• [Entries supplied]:
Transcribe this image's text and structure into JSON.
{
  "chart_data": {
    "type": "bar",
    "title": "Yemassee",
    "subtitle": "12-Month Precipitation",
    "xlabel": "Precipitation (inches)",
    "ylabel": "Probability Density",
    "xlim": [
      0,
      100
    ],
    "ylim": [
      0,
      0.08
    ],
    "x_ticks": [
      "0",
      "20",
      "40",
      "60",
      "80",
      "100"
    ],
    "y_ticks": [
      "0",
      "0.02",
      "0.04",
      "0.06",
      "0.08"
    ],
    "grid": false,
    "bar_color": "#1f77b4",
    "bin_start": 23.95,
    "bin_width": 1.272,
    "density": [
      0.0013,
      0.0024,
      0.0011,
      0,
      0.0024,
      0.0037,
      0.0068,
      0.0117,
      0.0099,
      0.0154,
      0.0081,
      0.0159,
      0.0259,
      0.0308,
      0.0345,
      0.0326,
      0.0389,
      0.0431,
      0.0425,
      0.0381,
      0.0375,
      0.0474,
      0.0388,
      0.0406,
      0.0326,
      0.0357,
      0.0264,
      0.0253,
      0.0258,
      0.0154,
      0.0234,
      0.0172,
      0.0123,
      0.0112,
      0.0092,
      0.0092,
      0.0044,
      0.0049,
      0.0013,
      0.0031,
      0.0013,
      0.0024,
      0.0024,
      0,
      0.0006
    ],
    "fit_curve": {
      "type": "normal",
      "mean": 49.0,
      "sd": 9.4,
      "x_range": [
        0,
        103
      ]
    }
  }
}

• [What to work on]: Copy out every line of the data above, exactly as given.

• [Complete response]:
Transcribe this image's text and structure into JSON.
{
  "chart_data": {
    "type": "bar",
    "title": "Yemassee",
    "subtitle": "12-Month Precipitation",
    "xlabel": "Precipitation (inches)",
    "ylabel": "Probability Density",
    "xlim": [
      0,
      100
    ],
    "ylim": [
      0,
      0.08
    ],
    "x_ticks": [
      "0",
      "20",
      "40",
      "60",
      "80",
      "100"
    ],
    "y_ticks": [
      "0",
      "0.02",
      "0.04",
      "0.06",
      "0.08"
    ],
    "grid": false,
    "bar_color": "#1f77b4",
    "bin_start": 23.95,
    "bin_width": 1.272,
    "density": [
      0.0013,
      0.0024,
      0.0011,
      0,
      0.0024,
      0.0037,
      0.0068,
      0.0117,
      0.0099,
      0.0154,
      0.0081,
      0.0159,
      0.0259,
      0.0308,
      0.0345,
      0.0326,
      0.0389,
      0.0431,
      0.0425,
      0.0381,
      0.0375,
      0.0474,
      0.0388,
      0.0406,
      0.0326,
      0.0357,
      0.0264,
      0.0253,
      0.0258,
      0.0154,
      0.0234,
      0.0172,
      0.0123,
      0.0112,
      0.0092,
      0.0092,
      0.0044,
      0.0049,
      0.0013,
      0.0031,
      0.0013,
      0.0024,
      0.0024,
      0,
      0.0006
    ],
    "fit_curve": {
      "type": "normal",
      "mean": 49.0,
      "sd": 9.4,
      "x_range": [
        0,
        103
      ]
    }
  }
}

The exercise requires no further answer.